*WORK TO DO*.
Search the records below for the word "into" and show every line where it occurs.
☆ ☆ ☆ ☆
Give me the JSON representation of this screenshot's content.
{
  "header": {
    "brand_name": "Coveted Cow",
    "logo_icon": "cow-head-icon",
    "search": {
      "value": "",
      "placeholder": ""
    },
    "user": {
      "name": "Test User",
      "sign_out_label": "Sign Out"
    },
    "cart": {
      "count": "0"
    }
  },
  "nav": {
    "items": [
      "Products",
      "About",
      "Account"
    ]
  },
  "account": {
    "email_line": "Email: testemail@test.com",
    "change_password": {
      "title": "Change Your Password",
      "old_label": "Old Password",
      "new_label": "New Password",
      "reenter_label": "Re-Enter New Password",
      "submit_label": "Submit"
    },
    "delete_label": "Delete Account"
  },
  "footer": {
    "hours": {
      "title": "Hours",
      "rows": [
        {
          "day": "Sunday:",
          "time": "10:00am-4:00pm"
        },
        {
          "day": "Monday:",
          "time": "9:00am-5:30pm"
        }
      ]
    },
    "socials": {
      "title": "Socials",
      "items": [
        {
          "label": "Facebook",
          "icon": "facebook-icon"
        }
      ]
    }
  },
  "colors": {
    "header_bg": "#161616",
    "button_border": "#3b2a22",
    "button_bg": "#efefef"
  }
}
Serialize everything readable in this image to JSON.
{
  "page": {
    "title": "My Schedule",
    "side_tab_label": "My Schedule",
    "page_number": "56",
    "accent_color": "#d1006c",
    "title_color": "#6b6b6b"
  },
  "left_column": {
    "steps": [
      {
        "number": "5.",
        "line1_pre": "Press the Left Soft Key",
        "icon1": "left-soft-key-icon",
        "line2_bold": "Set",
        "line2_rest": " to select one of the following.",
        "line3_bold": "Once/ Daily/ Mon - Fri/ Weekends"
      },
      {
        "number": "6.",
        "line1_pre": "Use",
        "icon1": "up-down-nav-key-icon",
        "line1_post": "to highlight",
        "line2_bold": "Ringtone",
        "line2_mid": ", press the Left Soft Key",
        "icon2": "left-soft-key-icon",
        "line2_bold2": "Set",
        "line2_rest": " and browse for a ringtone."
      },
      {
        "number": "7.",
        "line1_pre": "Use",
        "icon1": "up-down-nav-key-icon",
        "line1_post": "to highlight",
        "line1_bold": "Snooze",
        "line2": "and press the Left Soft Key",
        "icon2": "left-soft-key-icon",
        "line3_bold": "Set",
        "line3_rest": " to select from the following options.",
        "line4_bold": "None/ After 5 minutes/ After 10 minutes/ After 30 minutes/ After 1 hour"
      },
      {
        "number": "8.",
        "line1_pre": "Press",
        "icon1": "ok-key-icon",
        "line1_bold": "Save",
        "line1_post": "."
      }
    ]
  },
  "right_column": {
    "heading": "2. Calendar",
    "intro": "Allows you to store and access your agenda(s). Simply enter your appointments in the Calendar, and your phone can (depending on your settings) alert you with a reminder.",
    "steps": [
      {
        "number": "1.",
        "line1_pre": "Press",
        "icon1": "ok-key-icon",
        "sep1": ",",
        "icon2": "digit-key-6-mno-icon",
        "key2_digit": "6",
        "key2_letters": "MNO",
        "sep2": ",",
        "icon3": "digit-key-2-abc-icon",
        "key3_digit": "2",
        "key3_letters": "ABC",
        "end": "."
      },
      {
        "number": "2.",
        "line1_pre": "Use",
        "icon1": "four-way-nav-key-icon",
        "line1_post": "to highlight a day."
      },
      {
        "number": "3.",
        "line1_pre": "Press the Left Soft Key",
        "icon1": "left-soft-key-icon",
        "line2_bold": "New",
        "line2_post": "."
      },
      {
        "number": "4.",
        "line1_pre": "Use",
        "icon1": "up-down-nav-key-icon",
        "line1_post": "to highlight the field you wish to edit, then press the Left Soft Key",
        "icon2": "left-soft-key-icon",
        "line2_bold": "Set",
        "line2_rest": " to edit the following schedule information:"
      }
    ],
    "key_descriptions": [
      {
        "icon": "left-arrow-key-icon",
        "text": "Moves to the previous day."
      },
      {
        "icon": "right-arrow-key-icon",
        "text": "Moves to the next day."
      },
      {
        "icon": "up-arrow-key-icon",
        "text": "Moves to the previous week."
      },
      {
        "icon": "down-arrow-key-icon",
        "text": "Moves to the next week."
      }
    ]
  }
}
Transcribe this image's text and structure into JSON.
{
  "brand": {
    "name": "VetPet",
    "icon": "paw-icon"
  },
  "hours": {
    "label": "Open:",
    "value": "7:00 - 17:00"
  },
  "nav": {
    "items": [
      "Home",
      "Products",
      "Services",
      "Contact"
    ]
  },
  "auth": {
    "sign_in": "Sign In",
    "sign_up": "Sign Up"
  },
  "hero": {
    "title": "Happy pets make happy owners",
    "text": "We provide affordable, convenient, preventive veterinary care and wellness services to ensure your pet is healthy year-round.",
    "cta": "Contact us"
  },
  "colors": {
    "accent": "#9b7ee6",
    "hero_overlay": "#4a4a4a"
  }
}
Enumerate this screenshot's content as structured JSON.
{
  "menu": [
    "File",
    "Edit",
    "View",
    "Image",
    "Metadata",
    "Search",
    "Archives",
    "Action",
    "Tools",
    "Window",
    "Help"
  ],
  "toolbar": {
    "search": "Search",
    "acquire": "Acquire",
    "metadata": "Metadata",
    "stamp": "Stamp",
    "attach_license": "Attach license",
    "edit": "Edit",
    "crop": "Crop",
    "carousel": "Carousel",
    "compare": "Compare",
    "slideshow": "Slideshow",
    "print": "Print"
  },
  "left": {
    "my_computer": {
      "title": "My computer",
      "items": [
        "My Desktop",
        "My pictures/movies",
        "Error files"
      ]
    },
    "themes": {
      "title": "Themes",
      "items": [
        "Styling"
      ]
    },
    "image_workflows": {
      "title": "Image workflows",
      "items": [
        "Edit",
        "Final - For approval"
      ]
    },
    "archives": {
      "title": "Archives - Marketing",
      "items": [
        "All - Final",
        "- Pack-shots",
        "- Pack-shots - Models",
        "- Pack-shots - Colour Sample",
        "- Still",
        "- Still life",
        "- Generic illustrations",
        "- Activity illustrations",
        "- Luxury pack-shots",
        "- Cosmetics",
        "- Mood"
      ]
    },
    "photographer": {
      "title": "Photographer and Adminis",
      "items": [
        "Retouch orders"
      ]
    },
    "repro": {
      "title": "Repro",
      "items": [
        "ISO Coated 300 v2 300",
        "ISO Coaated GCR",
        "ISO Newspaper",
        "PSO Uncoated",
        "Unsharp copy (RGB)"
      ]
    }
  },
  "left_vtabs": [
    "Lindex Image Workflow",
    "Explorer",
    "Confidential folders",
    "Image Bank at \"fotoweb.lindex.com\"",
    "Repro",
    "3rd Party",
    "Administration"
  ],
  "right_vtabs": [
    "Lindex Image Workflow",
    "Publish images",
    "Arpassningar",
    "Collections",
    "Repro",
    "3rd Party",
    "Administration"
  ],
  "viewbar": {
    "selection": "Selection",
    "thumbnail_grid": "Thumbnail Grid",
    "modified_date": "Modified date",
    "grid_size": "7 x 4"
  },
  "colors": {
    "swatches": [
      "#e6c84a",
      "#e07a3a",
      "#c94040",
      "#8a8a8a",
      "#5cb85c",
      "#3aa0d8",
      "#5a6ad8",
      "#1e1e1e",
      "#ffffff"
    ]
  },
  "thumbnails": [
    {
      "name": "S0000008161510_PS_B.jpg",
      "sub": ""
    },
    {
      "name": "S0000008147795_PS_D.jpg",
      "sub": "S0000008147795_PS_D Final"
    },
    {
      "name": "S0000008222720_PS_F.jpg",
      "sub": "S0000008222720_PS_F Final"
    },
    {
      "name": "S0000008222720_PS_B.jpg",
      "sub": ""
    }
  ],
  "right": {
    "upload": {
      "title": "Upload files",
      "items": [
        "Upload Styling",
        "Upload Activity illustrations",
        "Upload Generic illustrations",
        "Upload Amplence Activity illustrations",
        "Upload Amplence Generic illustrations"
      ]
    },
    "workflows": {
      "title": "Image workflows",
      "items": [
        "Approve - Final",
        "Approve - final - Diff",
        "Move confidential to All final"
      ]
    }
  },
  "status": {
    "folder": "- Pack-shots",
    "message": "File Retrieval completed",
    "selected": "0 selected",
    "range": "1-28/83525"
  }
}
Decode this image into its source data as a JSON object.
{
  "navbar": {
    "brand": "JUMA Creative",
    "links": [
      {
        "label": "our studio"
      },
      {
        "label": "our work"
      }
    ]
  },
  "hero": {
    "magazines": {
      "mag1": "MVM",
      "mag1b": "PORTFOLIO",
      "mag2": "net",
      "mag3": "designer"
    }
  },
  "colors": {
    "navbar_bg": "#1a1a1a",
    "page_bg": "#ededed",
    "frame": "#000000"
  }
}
☆ ☆ ☆ ☆
*TASK RESULT*.
Transcribe this image's text and structure into JSON.
Decode this image into its source data as a JSON object.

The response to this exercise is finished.